↓↓↓

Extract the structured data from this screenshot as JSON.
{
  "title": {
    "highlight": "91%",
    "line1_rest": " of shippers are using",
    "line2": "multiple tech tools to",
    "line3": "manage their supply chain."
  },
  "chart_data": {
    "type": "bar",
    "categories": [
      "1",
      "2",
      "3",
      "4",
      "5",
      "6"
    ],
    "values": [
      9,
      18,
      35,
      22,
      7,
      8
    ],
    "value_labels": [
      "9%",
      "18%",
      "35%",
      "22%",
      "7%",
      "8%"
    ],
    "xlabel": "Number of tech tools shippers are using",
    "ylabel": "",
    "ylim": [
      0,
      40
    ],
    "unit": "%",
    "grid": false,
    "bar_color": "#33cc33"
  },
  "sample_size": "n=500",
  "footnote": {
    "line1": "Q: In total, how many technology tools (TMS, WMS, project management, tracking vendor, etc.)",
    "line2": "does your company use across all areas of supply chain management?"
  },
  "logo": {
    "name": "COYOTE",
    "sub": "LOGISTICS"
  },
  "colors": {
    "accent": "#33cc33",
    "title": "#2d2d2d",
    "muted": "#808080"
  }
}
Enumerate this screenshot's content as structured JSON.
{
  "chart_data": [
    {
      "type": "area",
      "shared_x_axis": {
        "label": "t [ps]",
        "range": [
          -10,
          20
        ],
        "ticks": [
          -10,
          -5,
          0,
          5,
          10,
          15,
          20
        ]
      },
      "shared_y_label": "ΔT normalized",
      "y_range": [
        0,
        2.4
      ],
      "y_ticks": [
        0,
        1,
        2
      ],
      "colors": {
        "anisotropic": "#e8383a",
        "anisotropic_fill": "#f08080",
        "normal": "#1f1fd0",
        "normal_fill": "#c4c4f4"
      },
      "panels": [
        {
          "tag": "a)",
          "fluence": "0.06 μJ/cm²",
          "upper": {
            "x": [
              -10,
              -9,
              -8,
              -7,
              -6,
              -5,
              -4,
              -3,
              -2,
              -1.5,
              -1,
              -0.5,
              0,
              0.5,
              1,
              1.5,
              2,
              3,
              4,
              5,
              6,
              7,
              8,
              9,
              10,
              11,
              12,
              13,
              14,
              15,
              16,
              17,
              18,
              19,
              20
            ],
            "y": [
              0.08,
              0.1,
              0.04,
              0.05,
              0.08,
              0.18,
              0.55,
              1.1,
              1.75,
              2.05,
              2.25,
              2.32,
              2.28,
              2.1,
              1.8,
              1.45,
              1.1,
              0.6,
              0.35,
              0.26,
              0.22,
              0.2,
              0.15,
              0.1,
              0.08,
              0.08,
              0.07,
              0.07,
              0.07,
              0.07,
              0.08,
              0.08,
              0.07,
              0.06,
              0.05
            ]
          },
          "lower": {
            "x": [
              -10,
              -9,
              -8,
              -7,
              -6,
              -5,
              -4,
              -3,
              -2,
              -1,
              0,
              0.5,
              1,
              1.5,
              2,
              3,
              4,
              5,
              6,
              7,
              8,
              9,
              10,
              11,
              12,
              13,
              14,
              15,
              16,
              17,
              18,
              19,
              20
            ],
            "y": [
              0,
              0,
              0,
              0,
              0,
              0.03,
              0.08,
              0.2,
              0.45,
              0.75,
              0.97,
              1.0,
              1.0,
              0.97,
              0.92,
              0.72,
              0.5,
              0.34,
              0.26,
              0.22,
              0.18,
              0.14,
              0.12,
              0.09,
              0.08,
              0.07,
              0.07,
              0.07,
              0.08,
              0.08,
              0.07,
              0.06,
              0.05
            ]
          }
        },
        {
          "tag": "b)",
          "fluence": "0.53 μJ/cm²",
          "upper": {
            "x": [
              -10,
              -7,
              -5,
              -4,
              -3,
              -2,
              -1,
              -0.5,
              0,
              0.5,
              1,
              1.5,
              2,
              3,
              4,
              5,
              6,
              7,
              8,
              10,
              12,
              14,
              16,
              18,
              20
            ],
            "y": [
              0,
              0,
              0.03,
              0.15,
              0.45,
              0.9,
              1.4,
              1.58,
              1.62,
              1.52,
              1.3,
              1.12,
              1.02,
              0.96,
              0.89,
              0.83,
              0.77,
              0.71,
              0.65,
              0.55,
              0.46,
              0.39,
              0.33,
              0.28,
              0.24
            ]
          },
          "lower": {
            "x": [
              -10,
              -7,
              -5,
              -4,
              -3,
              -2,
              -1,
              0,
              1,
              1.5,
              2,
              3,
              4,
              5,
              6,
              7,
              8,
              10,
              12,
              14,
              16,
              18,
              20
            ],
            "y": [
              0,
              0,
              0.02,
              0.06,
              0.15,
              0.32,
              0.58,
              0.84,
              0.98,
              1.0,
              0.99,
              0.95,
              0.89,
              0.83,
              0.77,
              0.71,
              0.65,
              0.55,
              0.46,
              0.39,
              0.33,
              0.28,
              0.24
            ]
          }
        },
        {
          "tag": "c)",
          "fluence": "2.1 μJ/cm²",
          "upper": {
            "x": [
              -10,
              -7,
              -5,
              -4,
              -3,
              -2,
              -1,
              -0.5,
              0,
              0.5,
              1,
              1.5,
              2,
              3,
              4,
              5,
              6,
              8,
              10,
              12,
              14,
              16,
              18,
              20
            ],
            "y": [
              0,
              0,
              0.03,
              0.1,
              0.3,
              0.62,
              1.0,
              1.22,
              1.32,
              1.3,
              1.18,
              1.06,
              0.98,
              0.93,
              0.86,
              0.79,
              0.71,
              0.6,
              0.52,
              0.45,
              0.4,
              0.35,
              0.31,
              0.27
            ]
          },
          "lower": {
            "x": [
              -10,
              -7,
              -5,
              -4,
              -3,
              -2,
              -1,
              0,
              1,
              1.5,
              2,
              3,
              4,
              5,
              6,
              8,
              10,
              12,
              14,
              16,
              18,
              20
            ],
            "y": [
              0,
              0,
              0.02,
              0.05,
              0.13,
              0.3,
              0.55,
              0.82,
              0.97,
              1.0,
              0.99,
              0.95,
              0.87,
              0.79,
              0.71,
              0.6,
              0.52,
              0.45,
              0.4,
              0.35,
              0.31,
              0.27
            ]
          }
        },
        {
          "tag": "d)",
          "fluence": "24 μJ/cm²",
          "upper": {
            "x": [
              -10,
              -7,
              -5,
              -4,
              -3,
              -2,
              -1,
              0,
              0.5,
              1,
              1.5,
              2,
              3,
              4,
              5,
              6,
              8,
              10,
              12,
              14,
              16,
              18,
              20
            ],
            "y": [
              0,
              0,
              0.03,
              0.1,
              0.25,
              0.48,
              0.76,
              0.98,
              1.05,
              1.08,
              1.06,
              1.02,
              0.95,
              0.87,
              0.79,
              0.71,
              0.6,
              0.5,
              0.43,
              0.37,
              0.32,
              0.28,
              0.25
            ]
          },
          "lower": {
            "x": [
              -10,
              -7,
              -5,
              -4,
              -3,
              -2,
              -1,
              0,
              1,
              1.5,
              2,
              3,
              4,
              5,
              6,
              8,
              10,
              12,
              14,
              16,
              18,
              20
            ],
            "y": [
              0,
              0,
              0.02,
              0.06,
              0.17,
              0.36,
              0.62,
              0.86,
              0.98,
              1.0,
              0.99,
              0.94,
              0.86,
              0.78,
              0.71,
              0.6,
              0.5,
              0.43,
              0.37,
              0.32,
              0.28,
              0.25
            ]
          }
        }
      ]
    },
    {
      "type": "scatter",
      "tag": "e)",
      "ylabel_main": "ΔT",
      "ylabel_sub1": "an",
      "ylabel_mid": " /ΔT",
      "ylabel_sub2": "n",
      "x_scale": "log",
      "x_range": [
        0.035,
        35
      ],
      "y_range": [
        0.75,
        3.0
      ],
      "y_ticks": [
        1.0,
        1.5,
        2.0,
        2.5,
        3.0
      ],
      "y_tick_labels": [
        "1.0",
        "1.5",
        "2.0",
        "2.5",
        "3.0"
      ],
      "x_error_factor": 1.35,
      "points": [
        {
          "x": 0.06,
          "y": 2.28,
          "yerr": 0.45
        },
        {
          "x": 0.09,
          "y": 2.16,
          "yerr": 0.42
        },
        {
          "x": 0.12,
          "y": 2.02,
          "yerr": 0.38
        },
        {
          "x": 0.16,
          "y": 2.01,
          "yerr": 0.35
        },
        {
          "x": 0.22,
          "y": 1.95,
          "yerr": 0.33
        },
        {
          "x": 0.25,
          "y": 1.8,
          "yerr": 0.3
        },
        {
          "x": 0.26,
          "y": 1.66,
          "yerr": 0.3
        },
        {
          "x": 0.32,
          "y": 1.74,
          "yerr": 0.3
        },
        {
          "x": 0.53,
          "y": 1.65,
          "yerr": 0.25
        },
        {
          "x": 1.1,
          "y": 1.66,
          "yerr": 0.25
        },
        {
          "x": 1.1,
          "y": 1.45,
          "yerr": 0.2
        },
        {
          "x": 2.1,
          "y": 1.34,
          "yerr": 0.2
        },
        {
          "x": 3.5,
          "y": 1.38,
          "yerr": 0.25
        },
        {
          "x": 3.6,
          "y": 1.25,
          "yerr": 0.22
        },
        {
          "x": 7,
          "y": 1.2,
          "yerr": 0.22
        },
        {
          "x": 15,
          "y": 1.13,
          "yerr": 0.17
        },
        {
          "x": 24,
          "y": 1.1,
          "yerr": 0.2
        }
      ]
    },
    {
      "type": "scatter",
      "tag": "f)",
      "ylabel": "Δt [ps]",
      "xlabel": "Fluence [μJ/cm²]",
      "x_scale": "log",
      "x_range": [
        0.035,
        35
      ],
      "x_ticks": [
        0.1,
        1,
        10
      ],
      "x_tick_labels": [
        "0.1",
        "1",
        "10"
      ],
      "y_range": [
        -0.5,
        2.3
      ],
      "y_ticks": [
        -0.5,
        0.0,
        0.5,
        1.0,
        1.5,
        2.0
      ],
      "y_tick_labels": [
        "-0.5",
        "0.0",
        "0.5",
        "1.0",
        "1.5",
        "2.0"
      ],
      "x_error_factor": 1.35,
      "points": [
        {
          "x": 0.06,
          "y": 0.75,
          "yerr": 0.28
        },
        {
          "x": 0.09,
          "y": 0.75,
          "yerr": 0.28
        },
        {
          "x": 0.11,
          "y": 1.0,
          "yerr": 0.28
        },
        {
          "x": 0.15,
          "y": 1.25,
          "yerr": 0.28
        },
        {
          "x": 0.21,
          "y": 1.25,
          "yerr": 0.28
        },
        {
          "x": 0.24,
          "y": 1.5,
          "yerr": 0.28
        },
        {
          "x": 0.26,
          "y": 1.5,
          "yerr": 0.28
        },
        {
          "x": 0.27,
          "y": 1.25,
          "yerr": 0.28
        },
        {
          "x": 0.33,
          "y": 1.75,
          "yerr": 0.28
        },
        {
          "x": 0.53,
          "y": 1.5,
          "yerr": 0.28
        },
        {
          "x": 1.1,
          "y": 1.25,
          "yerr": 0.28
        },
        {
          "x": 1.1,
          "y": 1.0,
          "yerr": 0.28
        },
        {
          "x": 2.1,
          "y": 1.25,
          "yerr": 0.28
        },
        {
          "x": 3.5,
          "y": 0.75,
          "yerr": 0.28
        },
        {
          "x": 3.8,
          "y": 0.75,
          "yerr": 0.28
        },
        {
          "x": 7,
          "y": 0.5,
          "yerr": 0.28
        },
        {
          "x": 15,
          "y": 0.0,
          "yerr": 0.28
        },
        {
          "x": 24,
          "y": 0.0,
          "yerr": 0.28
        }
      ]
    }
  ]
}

↑↑↑

Your answer should be only a number: how many lines of the data above contain the string "xlabel"?

2